Collected data entries

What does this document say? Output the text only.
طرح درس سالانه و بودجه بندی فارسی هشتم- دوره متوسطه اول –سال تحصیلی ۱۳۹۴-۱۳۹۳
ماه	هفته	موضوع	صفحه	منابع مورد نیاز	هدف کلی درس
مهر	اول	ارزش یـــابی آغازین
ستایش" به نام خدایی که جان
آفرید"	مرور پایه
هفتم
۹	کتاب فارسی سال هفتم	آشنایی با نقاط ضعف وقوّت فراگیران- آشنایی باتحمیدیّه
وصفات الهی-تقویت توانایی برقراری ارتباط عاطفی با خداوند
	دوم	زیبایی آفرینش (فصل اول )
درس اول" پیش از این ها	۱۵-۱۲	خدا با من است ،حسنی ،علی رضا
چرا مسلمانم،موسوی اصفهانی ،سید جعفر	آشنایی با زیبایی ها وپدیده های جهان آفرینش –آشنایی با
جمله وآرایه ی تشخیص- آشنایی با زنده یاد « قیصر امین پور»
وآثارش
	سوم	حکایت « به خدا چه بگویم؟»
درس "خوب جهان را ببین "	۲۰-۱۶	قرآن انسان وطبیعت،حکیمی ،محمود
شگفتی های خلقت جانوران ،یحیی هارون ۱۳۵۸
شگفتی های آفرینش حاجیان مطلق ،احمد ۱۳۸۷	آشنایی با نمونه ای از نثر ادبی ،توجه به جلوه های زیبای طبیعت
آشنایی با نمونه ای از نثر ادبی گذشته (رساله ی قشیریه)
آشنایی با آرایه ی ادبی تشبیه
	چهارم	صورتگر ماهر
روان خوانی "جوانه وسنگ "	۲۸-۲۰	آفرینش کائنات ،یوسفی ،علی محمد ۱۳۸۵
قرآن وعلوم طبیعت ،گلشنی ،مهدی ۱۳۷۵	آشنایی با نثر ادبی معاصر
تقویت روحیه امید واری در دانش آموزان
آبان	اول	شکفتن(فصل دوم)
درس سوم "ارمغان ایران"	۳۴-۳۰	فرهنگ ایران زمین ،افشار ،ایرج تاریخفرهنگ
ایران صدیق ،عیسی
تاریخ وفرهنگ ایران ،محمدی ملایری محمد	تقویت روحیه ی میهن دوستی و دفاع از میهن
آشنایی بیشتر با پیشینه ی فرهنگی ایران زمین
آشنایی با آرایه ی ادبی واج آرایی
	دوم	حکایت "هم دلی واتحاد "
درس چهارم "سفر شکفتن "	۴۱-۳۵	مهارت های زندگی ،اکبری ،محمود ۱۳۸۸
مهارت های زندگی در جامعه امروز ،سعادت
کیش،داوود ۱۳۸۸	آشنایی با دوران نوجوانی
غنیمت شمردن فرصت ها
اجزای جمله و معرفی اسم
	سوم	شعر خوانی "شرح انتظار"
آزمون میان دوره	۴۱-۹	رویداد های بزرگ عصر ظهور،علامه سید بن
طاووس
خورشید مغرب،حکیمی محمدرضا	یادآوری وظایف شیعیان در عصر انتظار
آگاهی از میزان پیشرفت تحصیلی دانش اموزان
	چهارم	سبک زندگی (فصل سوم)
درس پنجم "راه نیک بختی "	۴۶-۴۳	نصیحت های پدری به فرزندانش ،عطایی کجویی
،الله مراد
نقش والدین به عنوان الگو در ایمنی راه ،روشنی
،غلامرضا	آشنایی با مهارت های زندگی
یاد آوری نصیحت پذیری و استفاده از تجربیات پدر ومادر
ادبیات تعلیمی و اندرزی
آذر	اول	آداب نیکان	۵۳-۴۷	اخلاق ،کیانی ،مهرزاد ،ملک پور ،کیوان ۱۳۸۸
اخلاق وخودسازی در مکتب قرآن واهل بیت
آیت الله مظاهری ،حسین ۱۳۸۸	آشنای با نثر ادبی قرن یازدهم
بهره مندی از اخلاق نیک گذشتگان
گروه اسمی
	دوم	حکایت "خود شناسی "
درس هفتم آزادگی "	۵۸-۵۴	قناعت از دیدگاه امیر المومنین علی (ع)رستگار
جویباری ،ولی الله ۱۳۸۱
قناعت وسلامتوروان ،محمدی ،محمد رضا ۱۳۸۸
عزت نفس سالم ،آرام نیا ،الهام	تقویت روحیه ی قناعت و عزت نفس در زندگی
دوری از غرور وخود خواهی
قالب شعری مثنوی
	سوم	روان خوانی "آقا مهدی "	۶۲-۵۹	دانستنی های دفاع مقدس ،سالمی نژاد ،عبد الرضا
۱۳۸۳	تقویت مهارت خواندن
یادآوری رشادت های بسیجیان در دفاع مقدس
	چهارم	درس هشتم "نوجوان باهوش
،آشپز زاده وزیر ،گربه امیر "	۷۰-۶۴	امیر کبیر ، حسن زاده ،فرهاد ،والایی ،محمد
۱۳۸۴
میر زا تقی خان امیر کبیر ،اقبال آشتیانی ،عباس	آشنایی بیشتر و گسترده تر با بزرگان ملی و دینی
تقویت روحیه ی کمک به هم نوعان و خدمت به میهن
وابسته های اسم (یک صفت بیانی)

OBJECTIVE: Extract all lines that hold the word "قرآن".

EXERCISE RESPONSE:
درس "خوب جهان را ببین "	۲۰-۱۶	قرآن انسان وطبیعت،حکیمی ،محمود
قرآن وعلوم طبیعت ،گلشنی ،مهدی ۱۳۷۵	آشنایی با نثر ادبی معاصر
اخلاق وخودسازی در مکتب قرآن واهل بیت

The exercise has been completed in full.